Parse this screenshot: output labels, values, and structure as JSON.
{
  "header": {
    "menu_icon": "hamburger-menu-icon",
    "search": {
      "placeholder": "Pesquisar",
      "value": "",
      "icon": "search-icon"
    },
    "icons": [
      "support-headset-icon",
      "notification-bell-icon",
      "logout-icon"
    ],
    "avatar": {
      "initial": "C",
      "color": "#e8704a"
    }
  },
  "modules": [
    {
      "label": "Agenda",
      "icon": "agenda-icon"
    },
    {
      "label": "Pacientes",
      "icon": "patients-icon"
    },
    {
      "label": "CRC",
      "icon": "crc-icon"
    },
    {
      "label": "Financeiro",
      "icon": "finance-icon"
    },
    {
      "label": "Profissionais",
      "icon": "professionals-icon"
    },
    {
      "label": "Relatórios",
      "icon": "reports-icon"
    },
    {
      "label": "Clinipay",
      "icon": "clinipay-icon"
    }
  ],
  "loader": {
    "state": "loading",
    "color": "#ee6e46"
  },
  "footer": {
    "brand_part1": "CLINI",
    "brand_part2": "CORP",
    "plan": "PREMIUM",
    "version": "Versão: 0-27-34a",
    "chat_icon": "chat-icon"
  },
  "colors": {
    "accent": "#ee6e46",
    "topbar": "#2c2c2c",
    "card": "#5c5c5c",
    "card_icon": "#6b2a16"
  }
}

------------------------------------------------------------------------

== What to work on ==
Repeat each entry above, keeping every word exact.

== Written answer ==
Parse this screenshot: output labels, values, and structure as JSON.
{
  "header": {
    "menu_icon": "hamburger-menu-icon",
    "search": {
      "placeholder": "Pesquisar",
      "value": "",
      "icon": "search-icon"
    },
    "icons": [
      "support-headset-icon",
      "notification-bell-icon",
      "logout-icon"
    ],
    "avatar": {
      "initial": "C",
      "color": "#e8704a"
    }
  },
  "modules": [
    {
      "label": "Agenda",
      "icon": "agenda-icon"
    },
    {
      "label": "Pacientes",
      "icon": "patients-icon"
    },
    {
      "label": "CRC",
      "icon": "crc-icon"
    },
    {
      "label": "Financeiro",
      "icon": "finance-icon"
    },
    {
      "label": "Profissionais",
      "icon": "professionals-icon"
    },
    {
      "label": "Relatórios",
      "icon": "reports-icon"
    },
    {
      "label": "Clinipay",
      "icon": "clinipay-icon"
    }
  ],
  "loader": {
    "state": "loading",
    "color": "#ee6e46"
  },
  "footer": {
    "brand_part1": "CLINI",
    "brand_part2": "CORP",
    "plan": "PREMIUM",
    "version": "Versão: 0-27-34a",
    "chat_icon": "chat-icon"
  },
  "colors": {
    "accent": "#ee6e46",
    "topbar": "#2c2c2c",
    "card": "#5c5c5c",
    "card_icon": "#6b2a16"
  }
}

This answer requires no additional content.